Leave the pictures out and print every record below exactly as it stands.

(Items listed in a dataset)
☆ ☆ ☆
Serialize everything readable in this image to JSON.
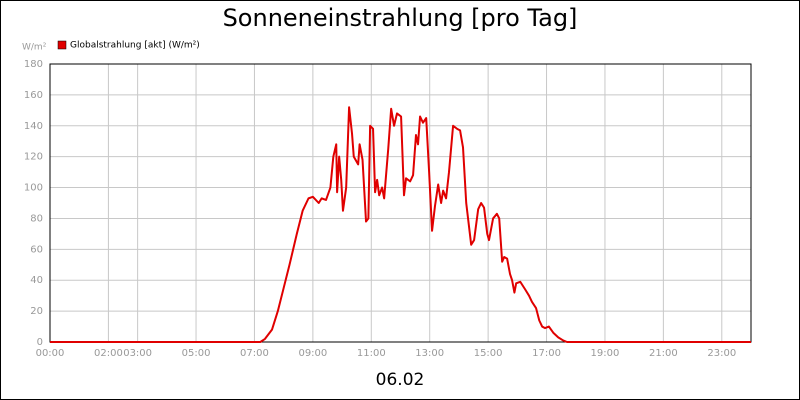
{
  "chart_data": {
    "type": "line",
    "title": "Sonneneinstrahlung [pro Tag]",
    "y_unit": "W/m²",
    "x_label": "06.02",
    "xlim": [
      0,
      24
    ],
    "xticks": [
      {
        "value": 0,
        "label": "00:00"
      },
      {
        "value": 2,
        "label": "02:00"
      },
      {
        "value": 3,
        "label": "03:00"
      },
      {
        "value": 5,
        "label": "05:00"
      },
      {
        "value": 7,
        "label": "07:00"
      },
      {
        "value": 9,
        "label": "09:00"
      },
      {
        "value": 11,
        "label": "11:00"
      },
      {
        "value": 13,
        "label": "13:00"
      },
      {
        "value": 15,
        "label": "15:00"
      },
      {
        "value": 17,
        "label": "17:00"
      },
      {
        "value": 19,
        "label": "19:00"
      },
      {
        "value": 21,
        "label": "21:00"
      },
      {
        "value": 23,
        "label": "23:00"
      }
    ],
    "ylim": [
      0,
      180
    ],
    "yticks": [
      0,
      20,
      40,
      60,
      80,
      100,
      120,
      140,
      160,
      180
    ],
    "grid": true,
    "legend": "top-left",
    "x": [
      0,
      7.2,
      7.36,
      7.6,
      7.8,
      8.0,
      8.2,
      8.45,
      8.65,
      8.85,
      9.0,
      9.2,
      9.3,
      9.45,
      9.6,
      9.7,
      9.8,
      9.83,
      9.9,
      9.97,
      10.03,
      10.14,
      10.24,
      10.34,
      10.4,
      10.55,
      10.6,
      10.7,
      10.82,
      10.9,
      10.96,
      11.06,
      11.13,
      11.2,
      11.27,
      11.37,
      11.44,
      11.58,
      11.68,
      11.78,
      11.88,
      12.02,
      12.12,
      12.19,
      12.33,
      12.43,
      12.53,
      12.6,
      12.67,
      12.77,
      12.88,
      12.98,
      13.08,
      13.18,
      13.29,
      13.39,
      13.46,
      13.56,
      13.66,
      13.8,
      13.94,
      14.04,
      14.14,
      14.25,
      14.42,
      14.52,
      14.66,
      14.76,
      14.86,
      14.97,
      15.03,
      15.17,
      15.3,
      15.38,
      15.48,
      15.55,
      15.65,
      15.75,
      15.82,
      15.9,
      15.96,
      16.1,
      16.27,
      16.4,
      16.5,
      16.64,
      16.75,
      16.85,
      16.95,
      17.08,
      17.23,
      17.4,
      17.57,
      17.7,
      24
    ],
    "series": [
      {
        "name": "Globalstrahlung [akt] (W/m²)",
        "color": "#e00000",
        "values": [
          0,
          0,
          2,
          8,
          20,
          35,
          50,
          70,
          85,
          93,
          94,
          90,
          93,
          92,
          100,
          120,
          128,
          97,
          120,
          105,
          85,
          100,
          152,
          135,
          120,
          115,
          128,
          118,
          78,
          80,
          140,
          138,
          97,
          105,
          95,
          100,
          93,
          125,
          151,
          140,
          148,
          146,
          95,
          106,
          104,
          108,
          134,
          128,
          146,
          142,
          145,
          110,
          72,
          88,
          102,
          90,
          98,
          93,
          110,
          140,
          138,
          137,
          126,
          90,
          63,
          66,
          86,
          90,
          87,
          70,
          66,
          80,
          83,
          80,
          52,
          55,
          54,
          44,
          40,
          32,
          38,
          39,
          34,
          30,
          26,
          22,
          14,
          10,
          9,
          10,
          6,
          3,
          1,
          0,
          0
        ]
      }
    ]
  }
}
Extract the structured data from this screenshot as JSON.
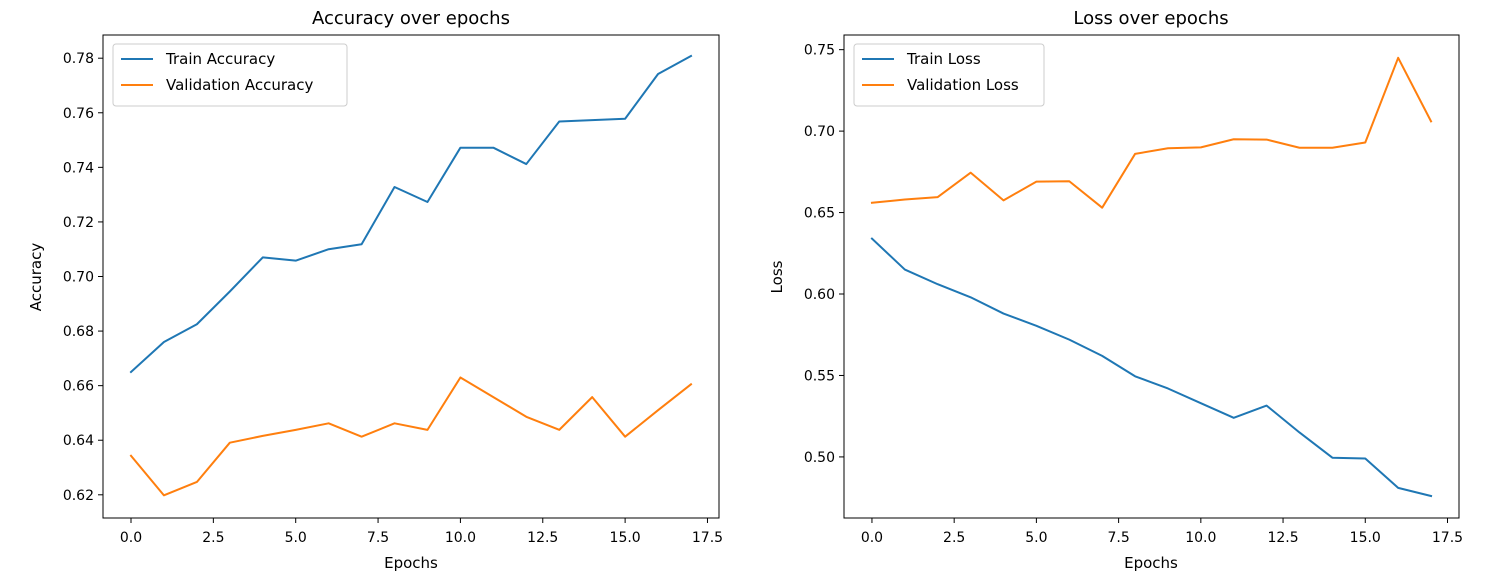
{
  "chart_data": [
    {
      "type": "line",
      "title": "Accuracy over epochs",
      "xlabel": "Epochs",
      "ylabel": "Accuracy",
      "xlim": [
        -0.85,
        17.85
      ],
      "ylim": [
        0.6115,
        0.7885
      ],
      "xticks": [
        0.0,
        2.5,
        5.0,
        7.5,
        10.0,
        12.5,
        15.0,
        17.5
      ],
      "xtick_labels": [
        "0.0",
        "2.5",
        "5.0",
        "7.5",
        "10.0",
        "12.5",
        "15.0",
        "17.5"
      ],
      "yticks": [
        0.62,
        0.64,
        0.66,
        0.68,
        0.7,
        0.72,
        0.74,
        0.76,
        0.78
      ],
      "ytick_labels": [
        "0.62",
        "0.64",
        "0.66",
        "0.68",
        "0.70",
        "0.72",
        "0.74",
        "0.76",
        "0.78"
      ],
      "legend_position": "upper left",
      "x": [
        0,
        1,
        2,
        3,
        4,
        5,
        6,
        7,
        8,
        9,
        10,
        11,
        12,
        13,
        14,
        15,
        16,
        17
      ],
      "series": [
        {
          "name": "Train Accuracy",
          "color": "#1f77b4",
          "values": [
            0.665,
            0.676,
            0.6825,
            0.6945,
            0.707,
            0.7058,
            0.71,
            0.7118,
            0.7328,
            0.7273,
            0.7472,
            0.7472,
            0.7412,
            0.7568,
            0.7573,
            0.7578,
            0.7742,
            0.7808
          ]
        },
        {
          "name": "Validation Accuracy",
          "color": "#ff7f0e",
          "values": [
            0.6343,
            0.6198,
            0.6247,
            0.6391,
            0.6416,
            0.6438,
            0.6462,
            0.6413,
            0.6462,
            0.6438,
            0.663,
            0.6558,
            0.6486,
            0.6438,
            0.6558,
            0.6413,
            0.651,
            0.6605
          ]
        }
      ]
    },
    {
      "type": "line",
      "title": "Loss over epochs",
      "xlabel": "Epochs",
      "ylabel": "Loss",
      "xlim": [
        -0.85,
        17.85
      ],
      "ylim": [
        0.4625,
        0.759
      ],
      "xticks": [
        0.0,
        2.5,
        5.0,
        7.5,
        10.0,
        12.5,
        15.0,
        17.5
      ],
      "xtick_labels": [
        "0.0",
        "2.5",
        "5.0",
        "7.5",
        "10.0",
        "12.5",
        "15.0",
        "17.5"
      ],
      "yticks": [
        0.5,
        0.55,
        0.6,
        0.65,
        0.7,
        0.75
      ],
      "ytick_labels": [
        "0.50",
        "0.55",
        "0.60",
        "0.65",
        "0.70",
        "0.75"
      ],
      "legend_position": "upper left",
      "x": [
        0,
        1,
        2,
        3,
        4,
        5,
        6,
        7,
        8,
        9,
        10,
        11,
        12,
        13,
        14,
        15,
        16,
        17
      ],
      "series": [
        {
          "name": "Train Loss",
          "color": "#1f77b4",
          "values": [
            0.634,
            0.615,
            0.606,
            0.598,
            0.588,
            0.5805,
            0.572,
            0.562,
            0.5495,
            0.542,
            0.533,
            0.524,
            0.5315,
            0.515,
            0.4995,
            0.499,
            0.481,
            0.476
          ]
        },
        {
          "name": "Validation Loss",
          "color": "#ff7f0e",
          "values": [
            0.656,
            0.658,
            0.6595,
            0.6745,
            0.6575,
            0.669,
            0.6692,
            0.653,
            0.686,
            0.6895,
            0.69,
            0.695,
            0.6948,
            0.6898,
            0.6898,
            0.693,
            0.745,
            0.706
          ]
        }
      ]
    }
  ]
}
☆ ☆ ☆
__Problem solution__:
Serialize everything readable in this image to JSON.
{
  "chart_data": {
    "type": "line",
    "title": "Sonneneinstrahlung [pro Tag]",
    "y_unit": "W/m²",
    "x_label": "06.02",
    "xlim": [
      0,
      24
    ],
    "xticks": [
      {
        "value": 0,
        "label": "00:00"
      },
      {
        "value": 2,
        "label": "02:00"
      },
      {
        "value": 3,
        "label": "03:00"
      },
      {
        "value": 5,
        "label": "05:00"
      },
      {
        "value": 7,
        "label": "07:00"
      },
      {
        "value": 9,
        "label": "09:00"
      },
      {
        "value": 11,
        "label": "11:00"
      },
      {
        "value": 13,
        "label": "13:00"
      },
      {
        "value": 15,
        "label": "15:00"
      },
      {
        "value": 17,
        "label": "17:00"
      },
      {
        "value": 19,
        "label": "19:00"
      },
      {
        "value": 21,
        "label": "21:00"
      },
      {
        "value": 23,
        "label": "23:00"
      }
    ],
    "ylim": [
      0,
      180
    ],
    "yticks": [
      0,
      20,
      40,
      60,
      80,
      100,
      120,
      140,
      160,
      180
    ],
    "grid": true,
    "legend": "top-left",
    "x": [
      0,
      7.2,
      7.36,
      7.6,
      7.8,
      8.0,
      8.2,
      8.45,
      8.65,
      8.85,
      9.0,
      9.2,
      9.3,
      9.45,
      9.6,
      9.7,
      9.8,
      9.83,
      9.9,
      9.97,
      10.03,
      10.14,
      10.24,
      10.34,
      10.4,
      10.55,
      10.6,
      10.7,
      10.82,
      10.9,
      10.96,
      11.06,
      11.13,
      11.2,
      11.27,
      11.37,
      11.44,
      11.58,
      11.68,
      11.78,
      11.88,
      12.02,
      12.12,
      12.19,
      12.33,
      12.43,
      12.53,
      12.6,
      12.67,
      12.77,
      12.88,
      12.98,
      13.08,
      13.18,
      13.29,
      13.39,
      13.46,
      13.56,
      13.66,
      13.8,
      13.94,
      14.04,
      14.14,
      14.25,
      14.42,
      14.52,
      14.66,
      14.76,
      14.86,
      14.97,
      15.03,
      15.17,
      15.3,
      15.38,
      15.48,
      15.55,
      15.65,
      15.75,
      15.82,
      15.9,
      15.96,
      16.1,
      16.27,
      16.4,
      16.5,
      16.64,
      16.75,
      16.85,
      16.95,
      17.08,
      17.23,
      17.4,
      17.57,
      17.7,
      24
    ],
    "series": [
      {
        "name": "Globalstrahlung [akt] (W/m²)",
        "color": "#e00000",
        "values": [
          0,
          0,
          2,
          8,
          20,
          35,
          50,
          70,
          85,
          93,
          94,
          90,
          93,
          92,
          100,
          120,
          128,
          97,
          120,
          105,
          85,
          100,
          152,
          135,
          120,
          115,
          128,
          118,
          78,
          80,
          140,
          138,
          97,
          105,
          95,
          100,
          93,
          125,
          151,
          140,
          148,
          146,
          95,
          106,
          104,
          108,
          134,
          128,
          146,
          142,
          145,
          110,
          72,
          88,
          102,
          90,
          98,
          93,
          110,
          140,
          138,
          137,
          126,
          90,
          63,
          66,
          86,
          90,
          87,
          70,
          66,
          80,
          83,
          80,
          52,
          55,
          54,
          44,
          40,
          32,
          38,
          39,
          34,
          30,
          26,
          22,
          14,
          10,
          9,
          10,
          6,
          3,
          1,
          0,
          0
        ]
      }
    ]
  }
}
Extract the structured data from this screenshot as JSON.
{
  "chart_data": [
    {
      "type": "line",
      "title": "Accuracy over epochs",
      "xlabel": "Epochs",
      "ylabel": "Accuracy",
      "xlim": [
        -0.85,
        17.85
      ],
      "ylim": [
        0.6115,
        0.7885
      ],
      "xticks": [
        0.0,
        2.5,
        5.0,
        7.5,
        10.0,
        12.5,
        15.0,
        17.5
      ],
      "xtick_labels": [
        "0.0",
        "2.5",
        "5.0",
        "7.5",
        "10.0",
        "12.5",
        "15.0",
        "17.5"
      ],
      "yticks": [
        0.62,
        0.64,
        0.66,
        0.68,
        0.7,
        0.72,
        0.74,
        0.76,
        0.78
      ],
      "ytick_labels": [
        "0.62",
        "0.64",
        "0.66",
        "0.68",
        "0.70",
        "0.72",
        "0.74",
        "0.76",
        "0.78"
      ],
      "legend_position": "upper left",
      "x": [
        0,
        1,
        2,
        3,
        4,
        5,
        6,
        7,
        8,
        9,
        10,
        11,
        12,
        13,
        14,
        15,
        16,
        17
      ],
      "series": [
        {
          "name": "Train Accuracy",
          "color": "#1f77b4",
          "values": [
            0.665,
            0.676,
            0.6825,
            0.6945,
            0.707,
            0.7058,
            0.71,
            0.7118,
            0.7328,
            0.7273,
            0.7472,
            0.7472,
            0.7412,
            0.7568,
            0.7573,
            0.7578,
            0.7742,
            0.7808
          ]
        },
        {
          "name": "Validation Accuracy",
          "color": "#ff7f0e",
          "values": [
            0.6343,
            0.6198,
            0.6247,
            0.6391,
            0.6416,
            0.6438,
            0.6462,
            0.6413,
            0.6462,
            0.6438,
            0.663,
            0.6558,
            0.6486,
            0.6438,
            0.6558,
            0.6413,
            0.651,
            0.6605
          ]
        }
      ]
    },
    {
      "type": "line",
      "title": "Loss over epochs",
      "xlabel": "Epochs",
      "ylabel": "Loss",
      "xlim": [
        -0.85,
        17.85
      ],
      "ylim": [
        0.4625,
        0.759
      ],
      "xticks": [
        0.0,
        2.5,
        5.0,
        7.5,
        10.0,
        12.5,
        15.0,
        17.5
      ],
      "xtick_labels": [
        "0.0",
        "2.5",
        "5.0",
        "7.5",
        "10.0",
        "12.5",
        "15.0",
        "17.5"
      ],
      "yticks": [
        0.5,
        0.55,
        0.6,
        0.65,
        0.7,
        0.75
      ],
      "ytick_labels": [
        "0.50",
        "0.55",
        "0.60",
        "0.65",
        "0.70",
        "0.75"
      ],
      "legend_position": "upper left",
      "x": [
        0,
        1,
        2,
        3,
        4,
        5,
        6,
        7,
        8,
        9,
        10,
        11,
        12,
        13,
        14,
        15,
        16,
        17
      ],
      "series": [
        {
          "name": "Train Loss",
          "color": "#1f77b4",
          "values": [
            0.634,
            0.615,
            0.606,
            0.598,
            0.588,
            0.5805,
            0.572,
            0.562,
            0.5495,
            0.542,
            0.533,
            0.524,
            0.5315,
            0.515,
            0.4995,
            0.499,
            0.481,
            0.476
          ]
        },
        {
          "name": "Validation Loss",
          "color": "#ff7f0e",
          "values": [
            0.656,
            0.658,
            0.6595,
            0.6745,
            0.6575,
            0.669,
            0.6692,
            0.653,
            0.686,
            0.6895,
            0.69,
            0.695,
            0.6948,
            0.6898,
            0.6898,
            0.693,
            0.745,
            0.706
          ]
        }
      ]
    }
  ]
}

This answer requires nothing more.